--- Recorded data ---

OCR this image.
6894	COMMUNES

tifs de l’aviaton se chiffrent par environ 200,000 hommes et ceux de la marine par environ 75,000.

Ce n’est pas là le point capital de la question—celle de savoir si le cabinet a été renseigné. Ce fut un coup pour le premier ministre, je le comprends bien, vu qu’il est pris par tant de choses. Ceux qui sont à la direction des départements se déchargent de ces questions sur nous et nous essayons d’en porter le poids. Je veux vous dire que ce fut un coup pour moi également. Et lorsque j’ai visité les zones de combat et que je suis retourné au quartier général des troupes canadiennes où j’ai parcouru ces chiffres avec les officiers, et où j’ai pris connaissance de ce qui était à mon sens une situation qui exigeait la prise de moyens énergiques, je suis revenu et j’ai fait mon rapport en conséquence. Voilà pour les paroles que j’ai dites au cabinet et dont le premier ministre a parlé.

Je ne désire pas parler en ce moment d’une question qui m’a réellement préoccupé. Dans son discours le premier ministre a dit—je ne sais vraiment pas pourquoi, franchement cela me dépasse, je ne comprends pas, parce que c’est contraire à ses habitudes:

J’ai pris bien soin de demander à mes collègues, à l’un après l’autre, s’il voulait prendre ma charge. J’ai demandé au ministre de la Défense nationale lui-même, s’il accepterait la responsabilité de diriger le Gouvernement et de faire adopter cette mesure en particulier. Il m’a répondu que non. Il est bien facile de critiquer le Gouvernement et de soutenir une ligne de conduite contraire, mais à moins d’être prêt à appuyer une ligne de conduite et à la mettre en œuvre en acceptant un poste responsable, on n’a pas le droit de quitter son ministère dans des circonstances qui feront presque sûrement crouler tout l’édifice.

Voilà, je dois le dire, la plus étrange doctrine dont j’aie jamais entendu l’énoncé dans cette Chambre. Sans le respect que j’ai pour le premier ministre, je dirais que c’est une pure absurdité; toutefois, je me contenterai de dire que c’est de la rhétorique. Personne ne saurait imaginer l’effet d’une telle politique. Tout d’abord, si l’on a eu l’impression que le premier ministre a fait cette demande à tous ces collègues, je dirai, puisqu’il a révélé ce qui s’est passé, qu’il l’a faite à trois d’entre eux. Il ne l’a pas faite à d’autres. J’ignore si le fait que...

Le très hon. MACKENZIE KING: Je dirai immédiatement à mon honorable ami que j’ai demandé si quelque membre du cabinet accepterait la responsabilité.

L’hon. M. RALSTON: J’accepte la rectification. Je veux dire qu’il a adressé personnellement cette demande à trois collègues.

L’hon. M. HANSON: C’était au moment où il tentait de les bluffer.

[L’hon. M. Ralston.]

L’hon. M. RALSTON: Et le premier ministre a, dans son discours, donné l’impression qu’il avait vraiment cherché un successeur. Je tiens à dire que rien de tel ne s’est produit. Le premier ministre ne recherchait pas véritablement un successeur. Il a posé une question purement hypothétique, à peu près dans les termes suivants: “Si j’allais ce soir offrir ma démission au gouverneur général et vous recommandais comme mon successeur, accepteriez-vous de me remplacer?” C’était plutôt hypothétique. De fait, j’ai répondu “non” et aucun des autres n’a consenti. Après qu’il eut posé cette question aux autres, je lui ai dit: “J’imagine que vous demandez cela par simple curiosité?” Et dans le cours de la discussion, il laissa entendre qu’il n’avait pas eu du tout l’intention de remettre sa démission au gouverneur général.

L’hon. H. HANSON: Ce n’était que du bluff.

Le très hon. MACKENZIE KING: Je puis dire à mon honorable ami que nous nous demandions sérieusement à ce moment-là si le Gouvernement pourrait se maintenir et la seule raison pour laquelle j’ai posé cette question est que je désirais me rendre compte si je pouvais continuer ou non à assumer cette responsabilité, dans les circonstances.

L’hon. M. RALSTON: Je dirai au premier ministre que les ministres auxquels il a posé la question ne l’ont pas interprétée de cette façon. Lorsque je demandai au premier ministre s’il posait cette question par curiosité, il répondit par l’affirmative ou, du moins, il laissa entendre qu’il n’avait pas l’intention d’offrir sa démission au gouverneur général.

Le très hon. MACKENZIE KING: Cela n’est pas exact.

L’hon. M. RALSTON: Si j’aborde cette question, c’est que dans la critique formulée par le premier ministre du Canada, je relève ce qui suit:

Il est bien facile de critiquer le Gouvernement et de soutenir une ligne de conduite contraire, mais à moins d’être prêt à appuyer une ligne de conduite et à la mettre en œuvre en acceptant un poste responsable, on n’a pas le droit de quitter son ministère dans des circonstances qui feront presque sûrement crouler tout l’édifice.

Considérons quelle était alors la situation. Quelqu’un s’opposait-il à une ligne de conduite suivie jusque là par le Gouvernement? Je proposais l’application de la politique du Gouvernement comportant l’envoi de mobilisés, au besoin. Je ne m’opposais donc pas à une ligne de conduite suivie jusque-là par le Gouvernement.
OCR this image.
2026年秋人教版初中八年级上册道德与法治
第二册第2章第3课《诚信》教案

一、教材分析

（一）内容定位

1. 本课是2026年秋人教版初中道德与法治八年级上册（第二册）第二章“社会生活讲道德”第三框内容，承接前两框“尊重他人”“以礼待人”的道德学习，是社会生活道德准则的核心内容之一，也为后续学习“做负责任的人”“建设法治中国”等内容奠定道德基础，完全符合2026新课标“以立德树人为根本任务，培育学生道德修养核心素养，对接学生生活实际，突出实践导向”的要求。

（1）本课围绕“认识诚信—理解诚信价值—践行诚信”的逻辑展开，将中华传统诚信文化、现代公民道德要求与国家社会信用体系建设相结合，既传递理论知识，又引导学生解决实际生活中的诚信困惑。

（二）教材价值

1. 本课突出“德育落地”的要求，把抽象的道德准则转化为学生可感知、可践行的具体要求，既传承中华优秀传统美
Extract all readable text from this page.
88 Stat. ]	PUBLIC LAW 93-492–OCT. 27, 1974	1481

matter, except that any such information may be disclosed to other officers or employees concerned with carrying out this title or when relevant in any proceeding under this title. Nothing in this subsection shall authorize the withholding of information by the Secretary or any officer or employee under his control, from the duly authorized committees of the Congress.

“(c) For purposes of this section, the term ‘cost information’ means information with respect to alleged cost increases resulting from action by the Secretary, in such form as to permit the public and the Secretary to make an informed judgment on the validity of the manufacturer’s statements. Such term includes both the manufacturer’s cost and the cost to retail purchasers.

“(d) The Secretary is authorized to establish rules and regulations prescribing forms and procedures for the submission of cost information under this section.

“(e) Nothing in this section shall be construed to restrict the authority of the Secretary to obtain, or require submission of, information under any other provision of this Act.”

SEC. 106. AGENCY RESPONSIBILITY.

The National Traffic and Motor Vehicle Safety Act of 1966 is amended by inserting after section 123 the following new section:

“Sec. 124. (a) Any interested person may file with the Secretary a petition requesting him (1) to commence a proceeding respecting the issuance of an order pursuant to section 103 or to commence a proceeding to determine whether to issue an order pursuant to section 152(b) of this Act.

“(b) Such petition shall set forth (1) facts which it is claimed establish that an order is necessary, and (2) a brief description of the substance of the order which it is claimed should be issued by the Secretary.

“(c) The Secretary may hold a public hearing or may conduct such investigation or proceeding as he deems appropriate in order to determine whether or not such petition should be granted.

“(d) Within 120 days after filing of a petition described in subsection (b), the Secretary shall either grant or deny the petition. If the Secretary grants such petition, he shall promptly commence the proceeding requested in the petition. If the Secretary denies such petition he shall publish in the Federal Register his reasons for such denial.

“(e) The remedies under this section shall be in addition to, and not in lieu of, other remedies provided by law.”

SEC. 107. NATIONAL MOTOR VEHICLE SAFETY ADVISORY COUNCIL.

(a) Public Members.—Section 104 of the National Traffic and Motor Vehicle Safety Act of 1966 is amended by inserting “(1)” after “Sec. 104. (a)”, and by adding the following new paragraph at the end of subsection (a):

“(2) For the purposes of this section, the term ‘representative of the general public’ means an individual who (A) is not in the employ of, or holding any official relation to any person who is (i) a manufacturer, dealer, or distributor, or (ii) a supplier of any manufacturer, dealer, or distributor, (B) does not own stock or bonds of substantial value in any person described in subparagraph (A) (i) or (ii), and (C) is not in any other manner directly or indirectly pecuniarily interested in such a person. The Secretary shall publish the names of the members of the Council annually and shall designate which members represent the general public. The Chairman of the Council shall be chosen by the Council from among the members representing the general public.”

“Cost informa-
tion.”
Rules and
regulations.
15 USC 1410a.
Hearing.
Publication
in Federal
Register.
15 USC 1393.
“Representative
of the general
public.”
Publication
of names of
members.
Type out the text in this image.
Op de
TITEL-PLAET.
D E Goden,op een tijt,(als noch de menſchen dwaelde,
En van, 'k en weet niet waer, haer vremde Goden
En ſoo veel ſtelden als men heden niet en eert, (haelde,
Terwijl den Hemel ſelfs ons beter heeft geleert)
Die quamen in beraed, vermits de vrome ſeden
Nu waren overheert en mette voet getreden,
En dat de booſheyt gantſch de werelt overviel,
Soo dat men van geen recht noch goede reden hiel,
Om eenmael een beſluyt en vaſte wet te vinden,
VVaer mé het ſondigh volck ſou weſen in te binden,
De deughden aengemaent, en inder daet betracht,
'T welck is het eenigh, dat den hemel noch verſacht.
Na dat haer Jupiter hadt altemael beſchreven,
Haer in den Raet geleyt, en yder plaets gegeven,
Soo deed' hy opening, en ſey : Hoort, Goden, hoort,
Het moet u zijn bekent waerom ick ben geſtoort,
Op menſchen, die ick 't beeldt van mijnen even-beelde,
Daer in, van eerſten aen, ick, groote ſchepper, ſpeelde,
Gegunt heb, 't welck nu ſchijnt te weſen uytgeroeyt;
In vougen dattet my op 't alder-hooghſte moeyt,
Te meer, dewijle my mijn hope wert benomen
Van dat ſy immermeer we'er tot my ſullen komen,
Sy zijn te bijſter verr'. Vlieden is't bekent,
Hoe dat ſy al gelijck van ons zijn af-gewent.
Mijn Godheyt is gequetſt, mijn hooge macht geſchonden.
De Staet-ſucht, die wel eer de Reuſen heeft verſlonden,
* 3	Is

---

> Written problem
Locate the string "text" in the listing above and copy every line where it occurs.

> Expected answer
Extract all readable text from this page.
Type out the text in this image.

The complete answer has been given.